+++ Stored data

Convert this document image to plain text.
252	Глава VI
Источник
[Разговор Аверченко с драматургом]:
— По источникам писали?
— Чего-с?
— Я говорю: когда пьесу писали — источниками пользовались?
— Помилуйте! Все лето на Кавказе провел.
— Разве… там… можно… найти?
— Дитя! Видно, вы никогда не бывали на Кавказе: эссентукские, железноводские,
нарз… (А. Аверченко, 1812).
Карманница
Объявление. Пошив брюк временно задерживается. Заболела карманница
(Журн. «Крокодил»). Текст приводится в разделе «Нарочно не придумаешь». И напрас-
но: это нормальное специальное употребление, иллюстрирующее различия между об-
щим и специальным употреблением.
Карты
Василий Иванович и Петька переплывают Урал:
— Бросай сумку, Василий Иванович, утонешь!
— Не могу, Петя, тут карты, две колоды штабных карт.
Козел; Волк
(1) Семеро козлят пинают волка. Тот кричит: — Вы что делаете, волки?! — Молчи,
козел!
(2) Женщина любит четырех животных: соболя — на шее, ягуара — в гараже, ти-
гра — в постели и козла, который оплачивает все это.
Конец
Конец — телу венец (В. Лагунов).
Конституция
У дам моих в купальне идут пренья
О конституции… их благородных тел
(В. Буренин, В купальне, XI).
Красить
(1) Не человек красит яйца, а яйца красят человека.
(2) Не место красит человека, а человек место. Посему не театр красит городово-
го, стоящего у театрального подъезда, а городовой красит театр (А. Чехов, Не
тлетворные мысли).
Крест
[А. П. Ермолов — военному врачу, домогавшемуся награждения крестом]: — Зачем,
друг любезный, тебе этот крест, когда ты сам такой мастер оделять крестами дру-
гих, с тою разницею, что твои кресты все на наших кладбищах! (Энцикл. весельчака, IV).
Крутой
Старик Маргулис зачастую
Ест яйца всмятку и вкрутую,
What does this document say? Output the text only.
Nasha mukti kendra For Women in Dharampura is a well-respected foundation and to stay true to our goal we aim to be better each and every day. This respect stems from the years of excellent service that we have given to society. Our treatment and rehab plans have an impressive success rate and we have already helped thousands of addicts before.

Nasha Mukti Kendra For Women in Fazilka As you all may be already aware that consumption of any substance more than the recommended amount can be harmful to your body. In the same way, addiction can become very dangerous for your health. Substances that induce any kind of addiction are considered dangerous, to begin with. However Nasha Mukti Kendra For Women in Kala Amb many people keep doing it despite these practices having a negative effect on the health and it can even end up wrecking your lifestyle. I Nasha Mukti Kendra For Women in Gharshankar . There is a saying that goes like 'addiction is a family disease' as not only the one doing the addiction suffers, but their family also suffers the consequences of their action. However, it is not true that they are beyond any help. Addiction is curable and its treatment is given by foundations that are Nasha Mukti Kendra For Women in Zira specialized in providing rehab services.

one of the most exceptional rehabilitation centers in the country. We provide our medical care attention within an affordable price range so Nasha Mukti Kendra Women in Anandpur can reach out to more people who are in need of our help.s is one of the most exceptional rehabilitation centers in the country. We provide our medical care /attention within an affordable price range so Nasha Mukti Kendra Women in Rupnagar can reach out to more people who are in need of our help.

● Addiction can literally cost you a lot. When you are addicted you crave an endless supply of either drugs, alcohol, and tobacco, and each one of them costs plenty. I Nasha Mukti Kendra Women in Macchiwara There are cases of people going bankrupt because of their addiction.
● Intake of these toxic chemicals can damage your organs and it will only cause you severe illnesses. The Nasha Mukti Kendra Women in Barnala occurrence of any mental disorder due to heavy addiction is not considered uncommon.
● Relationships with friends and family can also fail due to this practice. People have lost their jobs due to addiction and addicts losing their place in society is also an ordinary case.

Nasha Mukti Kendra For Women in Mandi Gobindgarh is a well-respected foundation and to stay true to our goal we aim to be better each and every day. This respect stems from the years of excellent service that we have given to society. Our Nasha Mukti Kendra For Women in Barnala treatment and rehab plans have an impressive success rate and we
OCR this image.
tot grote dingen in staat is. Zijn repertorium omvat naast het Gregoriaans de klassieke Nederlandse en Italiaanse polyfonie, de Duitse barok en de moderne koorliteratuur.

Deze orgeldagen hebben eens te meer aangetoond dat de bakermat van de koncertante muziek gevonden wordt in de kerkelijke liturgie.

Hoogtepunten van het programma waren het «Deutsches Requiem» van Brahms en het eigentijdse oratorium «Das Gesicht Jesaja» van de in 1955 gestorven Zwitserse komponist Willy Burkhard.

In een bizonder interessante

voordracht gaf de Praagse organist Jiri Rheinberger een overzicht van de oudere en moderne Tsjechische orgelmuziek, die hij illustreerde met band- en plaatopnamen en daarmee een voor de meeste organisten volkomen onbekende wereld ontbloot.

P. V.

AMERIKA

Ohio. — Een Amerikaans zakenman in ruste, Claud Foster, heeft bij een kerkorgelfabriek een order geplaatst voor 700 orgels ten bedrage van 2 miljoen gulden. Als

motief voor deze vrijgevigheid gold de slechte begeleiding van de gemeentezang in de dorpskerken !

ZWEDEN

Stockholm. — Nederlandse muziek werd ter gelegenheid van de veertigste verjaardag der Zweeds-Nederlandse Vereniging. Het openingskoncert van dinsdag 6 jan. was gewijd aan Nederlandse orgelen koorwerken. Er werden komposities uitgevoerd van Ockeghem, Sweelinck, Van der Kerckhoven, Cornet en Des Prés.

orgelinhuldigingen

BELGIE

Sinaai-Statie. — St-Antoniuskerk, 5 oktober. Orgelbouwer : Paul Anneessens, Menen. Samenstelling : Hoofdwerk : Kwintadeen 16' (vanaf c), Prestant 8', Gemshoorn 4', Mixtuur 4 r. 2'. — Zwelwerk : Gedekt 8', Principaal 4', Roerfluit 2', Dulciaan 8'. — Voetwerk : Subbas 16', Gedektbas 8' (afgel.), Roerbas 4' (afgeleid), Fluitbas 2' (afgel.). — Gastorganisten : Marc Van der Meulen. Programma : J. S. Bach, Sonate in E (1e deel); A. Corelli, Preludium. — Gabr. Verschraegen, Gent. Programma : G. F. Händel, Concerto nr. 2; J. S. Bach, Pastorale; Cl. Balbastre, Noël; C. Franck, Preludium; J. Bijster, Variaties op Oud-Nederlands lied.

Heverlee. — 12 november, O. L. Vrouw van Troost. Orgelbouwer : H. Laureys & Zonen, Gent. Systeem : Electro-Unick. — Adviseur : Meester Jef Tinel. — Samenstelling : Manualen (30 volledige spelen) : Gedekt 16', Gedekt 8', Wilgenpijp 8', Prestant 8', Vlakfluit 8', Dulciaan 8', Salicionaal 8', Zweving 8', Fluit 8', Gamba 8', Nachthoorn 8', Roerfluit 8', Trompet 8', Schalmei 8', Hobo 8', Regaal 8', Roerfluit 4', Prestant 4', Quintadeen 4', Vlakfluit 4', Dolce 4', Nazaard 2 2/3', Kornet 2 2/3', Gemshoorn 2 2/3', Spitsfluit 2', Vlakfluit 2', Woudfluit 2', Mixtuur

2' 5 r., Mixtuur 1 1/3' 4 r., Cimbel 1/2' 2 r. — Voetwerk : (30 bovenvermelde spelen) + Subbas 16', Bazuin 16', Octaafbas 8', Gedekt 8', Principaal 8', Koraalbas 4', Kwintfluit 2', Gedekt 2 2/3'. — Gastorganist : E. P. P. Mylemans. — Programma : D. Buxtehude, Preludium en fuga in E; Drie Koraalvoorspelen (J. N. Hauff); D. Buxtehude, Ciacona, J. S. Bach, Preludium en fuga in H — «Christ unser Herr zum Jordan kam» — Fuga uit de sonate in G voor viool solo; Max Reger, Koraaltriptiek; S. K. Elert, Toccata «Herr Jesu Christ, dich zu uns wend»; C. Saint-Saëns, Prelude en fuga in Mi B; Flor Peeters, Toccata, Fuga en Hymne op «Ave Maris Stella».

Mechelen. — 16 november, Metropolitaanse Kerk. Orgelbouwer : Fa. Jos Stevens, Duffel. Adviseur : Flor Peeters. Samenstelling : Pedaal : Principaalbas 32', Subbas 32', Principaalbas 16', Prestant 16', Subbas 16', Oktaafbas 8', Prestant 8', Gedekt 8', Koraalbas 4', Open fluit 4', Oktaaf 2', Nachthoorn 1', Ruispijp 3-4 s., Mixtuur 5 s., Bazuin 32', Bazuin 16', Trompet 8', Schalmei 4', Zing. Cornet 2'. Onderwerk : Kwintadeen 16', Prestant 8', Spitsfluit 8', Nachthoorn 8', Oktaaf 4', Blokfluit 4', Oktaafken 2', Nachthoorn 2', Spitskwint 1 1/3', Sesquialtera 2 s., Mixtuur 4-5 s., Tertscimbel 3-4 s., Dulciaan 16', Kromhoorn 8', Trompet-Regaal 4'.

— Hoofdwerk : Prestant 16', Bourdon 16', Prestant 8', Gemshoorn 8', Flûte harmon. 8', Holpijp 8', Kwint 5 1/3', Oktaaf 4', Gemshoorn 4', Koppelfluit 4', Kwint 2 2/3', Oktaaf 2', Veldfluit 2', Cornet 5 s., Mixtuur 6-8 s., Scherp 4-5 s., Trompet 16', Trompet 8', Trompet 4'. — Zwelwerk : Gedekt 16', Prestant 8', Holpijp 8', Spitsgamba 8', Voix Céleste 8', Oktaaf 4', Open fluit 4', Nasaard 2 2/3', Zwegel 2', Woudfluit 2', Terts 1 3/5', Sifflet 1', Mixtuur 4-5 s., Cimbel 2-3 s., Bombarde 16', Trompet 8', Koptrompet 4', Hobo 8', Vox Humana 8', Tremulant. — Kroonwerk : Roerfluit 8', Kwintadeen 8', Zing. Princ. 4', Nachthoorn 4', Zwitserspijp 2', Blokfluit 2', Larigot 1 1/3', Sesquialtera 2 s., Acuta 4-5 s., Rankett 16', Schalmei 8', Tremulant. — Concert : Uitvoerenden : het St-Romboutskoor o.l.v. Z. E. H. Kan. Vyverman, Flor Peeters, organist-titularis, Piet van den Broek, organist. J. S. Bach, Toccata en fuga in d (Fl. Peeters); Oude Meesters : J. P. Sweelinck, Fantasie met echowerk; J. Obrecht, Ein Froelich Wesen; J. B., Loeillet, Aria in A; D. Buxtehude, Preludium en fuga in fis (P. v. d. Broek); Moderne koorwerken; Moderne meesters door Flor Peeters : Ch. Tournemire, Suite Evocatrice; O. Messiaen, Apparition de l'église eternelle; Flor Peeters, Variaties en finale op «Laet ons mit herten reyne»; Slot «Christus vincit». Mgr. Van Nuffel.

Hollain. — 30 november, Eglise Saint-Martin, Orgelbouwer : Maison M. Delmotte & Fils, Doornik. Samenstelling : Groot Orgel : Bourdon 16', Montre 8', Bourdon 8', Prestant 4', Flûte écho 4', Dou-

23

++++++

■ Task objective: Where a line in the material contains "Nederlandse", copy that line.

■ Exercise response:
tot grote dingen in staat is. Zijn repertorium omvat naast het Gregoriaans de klassieke Nederlandse en Italiaanse polyfonie, de Duitse barok en de moderne koorliteratuur.
Stockholm. — Nederlandse muziek werd ter gelegenheid van de veertigste verjaardag der Zweeds-Nederlandse Vereniging. Het openingskoncert van dinsdag 6 jan. was gewijd aan Nederlandse orgelen koorwerken. Er werden komposities uitgevoerd van Ockeghem, Sweelinck, Van der Kerckhoven, Cornet en Des Prés.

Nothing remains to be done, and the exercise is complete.